[GOAL OF THE EXERCISE] Find the lines with "Output" in them and copy them out.

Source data
* * * * * * *

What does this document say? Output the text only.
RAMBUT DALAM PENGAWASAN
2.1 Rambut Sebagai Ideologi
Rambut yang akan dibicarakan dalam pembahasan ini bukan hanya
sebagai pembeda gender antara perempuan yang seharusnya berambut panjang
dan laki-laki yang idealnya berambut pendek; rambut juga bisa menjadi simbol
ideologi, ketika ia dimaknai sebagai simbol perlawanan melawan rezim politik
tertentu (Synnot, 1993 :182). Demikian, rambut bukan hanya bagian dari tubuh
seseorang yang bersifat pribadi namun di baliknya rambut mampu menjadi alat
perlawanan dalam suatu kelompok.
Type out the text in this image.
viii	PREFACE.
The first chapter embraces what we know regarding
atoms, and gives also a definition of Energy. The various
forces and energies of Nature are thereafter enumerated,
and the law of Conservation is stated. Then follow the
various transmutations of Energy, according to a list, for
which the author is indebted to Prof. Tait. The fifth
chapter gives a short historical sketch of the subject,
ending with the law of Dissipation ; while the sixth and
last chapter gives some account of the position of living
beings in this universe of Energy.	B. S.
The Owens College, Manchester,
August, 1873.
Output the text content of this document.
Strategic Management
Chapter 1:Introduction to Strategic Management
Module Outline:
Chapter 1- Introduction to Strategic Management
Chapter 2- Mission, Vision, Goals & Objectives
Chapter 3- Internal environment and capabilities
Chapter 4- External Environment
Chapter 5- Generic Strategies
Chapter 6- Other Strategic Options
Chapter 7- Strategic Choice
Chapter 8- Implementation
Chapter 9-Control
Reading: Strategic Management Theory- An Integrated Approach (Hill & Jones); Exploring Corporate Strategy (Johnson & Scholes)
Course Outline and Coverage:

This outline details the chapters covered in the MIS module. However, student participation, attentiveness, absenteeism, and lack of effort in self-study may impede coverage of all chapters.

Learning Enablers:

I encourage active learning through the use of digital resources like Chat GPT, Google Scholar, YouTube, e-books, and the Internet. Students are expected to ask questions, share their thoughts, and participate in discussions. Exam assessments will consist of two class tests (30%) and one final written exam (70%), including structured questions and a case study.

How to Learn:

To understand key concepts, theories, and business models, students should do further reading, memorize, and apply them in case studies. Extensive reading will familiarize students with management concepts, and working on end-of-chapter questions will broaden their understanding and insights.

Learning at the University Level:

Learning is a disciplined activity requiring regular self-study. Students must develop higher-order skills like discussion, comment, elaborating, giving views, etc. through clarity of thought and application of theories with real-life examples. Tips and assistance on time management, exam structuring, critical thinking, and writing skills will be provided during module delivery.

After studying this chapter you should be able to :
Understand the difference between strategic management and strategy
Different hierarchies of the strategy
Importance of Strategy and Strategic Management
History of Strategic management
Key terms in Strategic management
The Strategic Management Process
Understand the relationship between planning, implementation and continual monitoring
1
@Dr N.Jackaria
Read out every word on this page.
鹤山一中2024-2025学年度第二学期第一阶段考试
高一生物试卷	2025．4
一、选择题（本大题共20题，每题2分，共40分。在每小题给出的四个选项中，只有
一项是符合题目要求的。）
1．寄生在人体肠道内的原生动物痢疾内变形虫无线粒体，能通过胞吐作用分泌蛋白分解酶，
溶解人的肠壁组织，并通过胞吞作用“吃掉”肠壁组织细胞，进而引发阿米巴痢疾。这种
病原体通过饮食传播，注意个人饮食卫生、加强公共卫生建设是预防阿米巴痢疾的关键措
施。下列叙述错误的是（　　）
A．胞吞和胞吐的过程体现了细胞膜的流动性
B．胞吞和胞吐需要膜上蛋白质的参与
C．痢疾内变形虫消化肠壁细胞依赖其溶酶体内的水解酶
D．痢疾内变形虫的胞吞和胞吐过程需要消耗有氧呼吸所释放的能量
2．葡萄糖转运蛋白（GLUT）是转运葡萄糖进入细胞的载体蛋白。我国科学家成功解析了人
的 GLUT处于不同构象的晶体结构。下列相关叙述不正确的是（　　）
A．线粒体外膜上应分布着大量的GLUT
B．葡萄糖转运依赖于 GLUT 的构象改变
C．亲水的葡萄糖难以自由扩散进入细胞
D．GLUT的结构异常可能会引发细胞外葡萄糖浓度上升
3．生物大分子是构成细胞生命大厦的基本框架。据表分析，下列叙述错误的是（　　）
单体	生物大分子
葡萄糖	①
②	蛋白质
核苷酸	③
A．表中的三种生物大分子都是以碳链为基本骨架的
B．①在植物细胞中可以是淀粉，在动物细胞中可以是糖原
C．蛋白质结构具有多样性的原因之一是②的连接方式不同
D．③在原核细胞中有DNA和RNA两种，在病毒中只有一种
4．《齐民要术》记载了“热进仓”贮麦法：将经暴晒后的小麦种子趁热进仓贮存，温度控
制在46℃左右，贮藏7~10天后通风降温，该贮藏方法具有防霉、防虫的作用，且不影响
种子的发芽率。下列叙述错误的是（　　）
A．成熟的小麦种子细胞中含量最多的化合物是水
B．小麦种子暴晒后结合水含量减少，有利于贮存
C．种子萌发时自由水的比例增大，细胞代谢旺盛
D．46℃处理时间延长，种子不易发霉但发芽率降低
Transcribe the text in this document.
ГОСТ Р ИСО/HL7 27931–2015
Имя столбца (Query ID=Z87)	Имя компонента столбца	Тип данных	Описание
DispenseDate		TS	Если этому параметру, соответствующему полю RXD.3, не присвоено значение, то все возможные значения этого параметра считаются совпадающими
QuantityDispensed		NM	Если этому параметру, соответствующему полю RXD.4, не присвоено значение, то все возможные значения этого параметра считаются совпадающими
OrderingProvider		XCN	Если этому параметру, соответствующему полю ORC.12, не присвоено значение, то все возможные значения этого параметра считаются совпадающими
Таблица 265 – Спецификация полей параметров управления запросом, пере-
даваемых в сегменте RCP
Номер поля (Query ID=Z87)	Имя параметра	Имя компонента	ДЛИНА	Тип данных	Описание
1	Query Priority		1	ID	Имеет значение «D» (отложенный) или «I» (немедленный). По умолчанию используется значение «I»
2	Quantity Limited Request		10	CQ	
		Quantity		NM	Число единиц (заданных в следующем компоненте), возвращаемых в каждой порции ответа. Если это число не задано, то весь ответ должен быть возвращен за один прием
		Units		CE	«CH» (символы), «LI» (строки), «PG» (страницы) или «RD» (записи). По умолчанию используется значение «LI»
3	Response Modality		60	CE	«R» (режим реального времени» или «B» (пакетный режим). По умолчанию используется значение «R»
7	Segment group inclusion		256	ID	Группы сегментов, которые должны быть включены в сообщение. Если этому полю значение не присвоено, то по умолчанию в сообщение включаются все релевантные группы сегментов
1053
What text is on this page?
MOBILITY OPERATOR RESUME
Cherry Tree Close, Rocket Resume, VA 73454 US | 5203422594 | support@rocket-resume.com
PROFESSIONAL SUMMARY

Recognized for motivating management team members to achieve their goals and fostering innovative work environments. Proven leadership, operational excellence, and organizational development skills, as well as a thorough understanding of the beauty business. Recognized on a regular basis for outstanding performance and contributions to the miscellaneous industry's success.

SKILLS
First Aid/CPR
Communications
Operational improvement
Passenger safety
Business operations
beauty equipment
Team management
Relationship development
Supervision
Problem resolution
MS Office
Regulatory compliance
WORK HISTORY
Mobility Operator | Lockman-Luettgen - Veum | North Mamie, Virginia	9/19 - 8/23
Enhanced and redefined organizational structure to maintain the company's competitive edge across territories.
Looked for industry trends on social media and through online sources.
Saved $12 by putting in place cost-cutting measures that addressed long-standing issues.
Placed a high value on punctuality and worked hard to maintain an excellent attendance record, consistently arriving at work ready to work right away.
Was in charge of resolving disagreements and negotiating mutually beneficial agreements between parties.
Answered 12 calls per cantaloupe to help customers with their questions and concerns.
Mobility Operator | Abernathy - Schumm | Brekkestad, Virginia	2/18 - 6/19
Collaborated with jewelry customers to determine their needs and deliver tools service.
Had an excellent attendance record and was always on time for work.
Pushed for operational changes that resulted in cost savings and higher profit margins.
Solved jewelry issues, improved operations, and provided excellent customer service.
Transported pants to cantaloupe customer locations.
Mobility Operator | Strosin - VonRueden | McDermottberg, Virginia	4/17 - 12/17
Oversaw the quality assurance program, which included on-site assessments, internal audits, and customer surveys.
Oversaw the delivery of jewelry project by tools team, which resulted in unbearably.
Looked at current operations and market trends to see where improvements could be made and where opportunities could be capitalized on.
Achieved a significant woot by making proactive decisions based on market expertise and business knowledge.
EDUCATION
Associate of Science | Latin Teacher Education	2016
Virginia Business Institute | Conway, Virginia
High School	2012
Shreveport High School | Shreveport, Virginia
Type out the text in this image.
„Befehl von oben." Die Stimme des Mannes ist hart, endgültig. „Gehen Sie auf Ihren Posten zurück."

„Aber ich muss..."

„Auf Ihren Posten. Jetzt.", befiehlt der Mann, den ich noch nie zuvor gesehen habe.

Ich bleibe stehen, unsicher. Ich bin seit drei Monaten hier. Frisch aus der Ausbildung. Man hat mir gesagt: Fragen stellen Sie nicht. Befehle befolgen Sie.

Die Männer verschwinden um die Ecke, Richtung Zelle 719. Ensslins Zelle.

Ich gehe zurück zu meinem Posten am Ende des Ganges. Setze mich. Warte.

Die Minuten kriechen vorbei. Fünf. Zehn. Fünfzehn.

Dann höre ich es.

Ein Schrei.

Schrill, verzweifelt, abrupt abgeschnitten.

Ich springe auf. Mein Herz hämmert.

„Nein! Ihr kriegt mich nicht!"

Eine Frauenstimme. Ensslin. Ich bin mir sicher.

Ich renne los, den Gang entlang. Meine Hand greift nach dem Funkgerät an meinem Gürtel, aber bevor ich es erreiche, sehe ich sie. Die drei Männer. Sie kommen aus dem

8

* * * * * * *

[CORRECT RESPONSE]
What does this document say? Output the text only.
Output the text content of this document.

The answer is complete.